Select lines where the word "color" appears.
───── DATA SHOWN
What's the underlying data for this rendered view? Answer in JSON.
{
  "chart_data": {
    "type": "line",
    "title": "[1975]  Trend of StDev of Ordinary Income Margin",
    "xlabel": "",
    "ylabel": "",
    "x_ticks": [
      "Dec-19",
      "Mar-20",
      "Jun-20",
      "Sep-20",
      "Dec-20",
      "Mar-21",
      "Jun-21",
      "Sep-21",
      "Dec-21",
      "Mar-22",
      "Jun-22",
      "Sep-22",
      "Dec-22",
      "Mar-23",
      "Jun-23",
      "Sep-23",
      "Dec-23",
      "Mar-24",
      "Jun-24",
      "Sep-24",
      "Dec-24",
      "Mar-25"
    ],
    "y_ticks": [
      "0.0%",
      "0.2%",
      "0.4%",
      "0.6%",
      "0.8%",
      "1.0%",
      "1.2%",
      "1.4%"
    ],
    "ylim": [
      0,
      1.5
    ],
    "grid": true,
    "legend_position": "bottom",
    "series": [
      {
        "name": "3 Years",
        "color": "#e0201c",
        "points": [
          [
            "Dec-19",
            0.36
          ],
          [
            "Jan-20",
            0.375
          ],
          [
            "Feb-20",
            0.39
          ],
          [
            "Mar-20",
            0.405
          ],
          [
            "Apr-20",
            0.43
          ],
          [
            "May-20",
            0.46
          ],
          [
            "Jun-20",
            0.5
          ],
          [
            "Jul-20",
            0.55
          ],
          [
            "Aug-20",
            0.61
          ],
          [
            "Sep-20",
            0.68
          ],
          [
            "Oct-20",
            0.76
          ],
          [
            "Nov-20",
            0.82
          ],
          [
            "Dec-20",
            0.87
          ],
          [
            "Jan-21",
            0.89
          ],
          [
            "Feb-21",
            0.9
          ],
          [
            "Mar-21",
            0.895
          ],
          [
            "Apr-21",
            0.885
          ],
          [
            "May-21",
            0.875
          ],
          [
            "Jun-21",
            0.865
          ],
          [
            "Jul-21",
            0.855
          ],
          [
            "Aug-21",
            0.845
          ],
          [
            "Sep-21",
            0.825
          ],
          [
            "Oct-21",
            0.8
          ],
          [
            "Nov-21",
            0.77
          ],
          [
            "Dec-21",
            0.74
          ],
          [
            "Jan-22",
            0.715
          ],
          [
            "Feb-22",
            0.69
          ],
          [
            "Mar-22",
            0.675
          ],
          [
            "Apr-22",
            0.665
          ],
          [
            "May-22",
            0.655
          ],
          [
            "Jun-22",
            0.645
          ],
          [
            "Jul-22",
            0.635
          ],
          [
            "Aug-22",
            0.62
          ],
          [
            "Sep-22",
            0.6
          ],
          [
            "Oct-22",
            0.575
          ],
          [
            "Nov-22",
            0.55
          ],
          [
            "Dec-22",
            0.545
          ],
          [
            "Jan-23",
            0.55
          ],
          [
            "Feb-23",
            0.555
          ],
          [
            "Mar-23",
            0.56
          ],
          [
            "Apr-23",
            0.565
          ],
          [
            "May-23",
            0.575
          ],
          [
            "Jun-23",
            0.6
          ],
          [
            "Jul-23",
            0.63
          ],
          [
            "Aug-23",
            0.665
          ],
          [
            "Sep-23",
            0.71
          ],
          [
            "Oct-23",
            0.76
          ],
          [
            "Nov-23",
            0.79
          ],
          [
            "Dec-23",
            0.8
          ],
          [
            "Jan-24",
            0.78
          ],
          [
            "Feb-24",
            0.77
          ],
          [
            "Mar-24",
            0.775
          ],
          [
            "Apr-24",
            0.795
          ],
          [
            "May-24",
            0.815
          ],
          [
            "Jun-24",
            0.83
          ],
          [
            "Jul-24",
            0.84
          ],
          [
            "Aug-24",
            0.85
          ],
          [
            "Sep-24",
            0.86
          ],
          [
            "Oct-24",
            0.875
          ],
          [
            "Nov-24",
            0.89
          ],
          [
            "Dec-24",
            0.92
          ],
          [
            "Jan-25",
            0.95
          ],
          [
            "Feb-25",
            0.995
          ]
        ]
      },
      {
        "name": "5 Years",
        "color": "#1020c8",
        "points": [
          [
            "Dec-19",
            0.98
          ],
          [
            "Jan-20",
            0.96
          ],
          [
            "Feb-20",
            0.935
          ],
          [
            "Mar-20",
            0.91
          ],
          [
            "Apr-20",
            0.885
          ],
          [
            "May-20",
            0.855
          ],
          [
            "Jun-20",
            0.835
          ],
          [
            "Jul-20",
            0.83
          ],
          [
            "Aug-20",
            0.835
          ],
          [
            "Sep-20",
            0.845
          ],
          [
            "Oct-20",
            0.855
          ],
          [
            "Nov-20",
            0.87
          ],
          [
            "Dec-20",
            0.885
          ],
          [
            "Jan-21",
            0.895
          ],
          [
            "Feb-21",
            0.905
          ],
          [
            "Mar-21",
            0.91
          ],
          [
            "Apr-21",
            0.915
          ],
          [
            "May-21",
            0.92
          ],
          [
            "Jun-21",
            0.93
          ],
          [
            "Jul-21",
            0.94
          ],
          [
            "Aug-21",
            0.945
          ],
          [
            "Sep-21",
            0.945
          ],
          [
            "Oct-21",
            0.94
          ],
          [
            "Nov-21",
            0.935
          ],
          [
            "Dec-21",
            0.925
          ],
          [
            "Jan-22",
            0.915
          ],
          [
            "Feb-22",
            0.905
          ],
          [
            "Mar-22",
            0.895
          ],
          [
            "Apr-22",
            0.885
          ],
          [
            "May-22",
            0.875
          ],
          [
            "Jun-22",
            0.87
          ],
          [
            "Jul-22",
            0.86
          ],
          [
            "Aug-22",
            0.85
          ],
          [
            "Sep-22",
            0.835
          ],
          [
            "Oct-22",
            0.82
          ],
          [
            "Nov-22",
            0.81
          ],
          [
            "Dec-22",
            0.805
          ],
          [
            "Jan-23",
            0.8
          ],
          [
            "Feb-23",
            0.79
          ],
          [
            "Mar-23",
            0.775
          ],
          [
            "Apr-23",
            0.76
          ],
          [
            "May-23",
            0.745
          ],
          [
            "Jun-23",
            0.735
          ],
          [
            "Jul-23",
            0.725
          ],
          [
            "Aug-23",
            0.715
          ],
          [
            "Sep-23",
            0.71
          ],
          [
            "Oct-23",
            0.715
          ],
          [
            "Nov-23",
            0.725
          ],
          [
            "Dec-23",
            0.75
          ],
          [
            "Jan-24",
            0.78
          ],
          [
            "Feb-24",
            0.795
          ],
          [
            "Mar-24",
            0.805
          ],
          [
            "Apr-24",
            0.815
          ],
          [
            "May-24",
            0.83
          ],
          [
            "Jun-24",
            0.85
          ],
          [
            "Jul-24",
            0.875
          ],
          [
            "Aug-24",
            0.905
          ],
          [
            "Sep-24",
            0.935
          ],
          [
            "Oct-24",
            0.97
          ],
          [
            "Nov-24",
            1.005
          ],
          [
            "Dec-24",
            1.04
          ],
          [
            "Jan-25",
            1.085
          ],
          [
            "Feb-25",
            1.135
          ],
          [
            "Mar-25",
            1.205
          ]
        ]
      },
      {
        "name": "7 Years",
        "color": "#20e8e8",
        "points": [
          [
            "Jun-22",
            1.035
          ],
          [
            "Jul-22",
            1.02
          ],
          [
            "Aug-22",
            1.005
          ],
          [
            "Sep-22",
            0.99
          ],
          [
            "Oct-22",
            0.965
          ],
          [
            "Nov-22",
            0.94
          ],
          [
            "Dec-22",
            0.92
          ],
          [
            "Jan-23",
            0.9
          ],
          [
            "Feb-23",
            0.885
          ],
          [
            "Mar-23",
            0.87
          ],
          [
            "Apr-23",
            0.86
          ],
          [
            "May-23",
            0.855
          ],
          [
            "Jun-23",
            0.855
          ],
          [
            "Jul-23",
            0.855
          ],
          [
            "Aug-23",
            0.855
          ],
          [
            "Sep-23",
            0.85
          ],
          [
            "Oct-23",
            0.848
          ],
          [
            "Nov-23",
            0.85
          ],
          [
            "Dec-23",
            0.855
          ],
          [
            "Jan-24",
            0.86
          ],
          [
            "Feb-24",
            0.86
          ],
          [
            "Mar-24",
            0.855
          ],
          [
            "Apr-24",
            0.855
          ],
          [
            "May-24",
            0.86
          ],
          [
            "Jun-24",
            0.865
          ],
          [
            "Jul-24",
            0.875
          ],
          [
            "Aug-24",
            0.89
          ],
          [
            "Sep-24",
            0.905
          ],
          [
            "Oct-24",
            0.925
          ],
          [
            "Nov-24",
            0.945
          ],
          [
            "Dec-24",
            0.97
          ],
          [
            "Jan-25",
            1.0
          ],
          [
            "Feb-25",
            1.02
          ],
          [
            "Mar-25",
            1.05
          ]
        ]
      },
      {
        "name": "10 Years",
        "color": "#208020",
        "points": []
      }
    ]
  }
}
──────────
__TASK RESULT__
        "color": "#e0201c",
        "color": "#1020c8",
        "color": "#20e8e8",
        "color": "#208020",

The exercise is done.